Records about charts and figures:
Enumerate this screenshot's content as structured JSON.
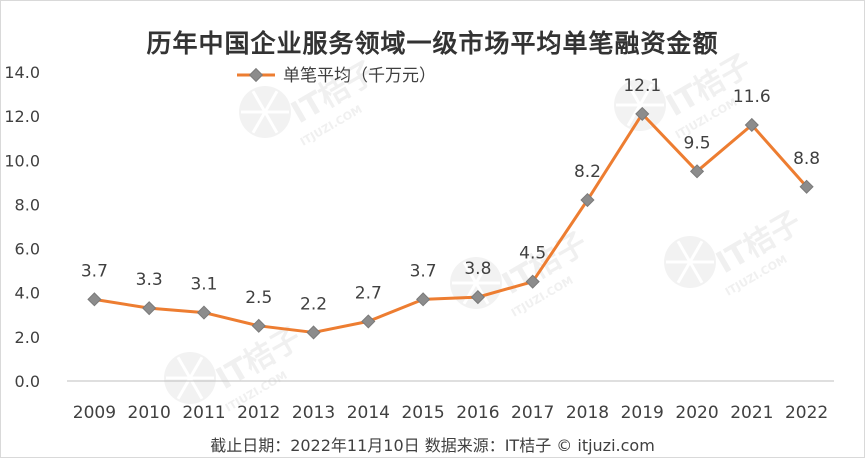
{
  "chart_data": {
    "type": "line",
    "title": "历年中国企业服务领域一级市场平均单笔融资金额",
    "categories": [
      "2009",
      "2010",
      "2011",
      "2012",
      "2013",
      "2014",
      "2015",
      "2016",
      "2017",
      "2018",
      "2019",
      "2020",
      "2021",
      "2022"
    ],
    "series": [
      {
        "name": "单笔平均（千万元）",
        "values": [
          3.7,
          3.3,
          3.1,
          2.5,
          2.2,
          2.7,
          3.7,
          3.8,
          4.5,
          8.2,
          12.1,
          9.5,
          11.6,
          8.8
        ],
        "labels": [
          "3.7",
          "3.3",
          "3.1",
          "2.5",
          "2.2",
          "2.7",
          "3.7",
          "3.8",
          "4.5",
          "8.2",
          "12.1",
          "9.5",
          "11.6",
          "8.8"
        ],
        "color": "#ED7D31",
        "marker_color": "#8C8C8C"
      }
    ],
    "ylim": [
      0,
      14
    ],
    "yticks": [
      "0.0",
      "2.0",
      "4.0",
      "6.0",
      "8.0",
      "10.0",
      "12.0",
      "14.0"
    ],
    "grid": false,
    "legend": "top-left"
  },
  "footer": {
    "source": "截止日期：2022年11月10日    数据来源：IT桔子 © itjuzi.com"
  },
  "watermark": {
    "brand": "IT桔子",
    "url": "ITJUZI.COM"
  }
}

* INSTRUCTION *
Copy the listing exactly. Any image in it stays out of the copy.

* EXERCISE RESPONSE *
Enumerate this screenshot's content as structured JSON.
{
  "chart_data": {
    "type": "line",
    "title": "历年中国企业服务领域一级市场平均单笔融资金额",
    "categories": [
      "2009",
      "2010",
      "2011",
      "2012",
      "2013",
      "2014",
      "2015",
      "2016",
      "2017",
      "2018",
      "2019",
      "2020",
      "2021",
      "2022"
    ],
    "series": [
      {
        "name": "单笔平均（千万元）",
        "values": [
          3.7,
          3.3,
          3.1,
          2.5,
          2.2,
          2.7,
          3.7,
          3.8,
          4.5,
          8.2,
          12.1,
          9.5,
          11.6,
          8.8
        ],
        "labels": [
          "3.7",
          "3.3",
          "3.1",
          "2.5",
          "2.2",
          "2.7",
          "3.7",
          "3.8",
          "4.5",
          "8.2",
          "12.1",
          "9.5",
          "11.6",
          "8.8"
        ],
        "color": "#ED7D31",
        "marker_color": "#8C8C8C"
      }
    ],
    "ylim": [
      0,
      14
    ],
    "yticks": [
      "0.0",
      "2.0",
      "4.0",
      "6.0",
      "8.0",
      "10.0",
      "12.0",
      "14.0"
    ],
    "grid": false,
    "legend": "top-left"
  },
  "footer": {
    "source": "截止日期：2022年11月10日    数据来源：IT桔子 © itjuzi.com"
  },
  "watermark": {
    "brand": "IT桔子",
    "url": "ITJUZI.COM"
  }
}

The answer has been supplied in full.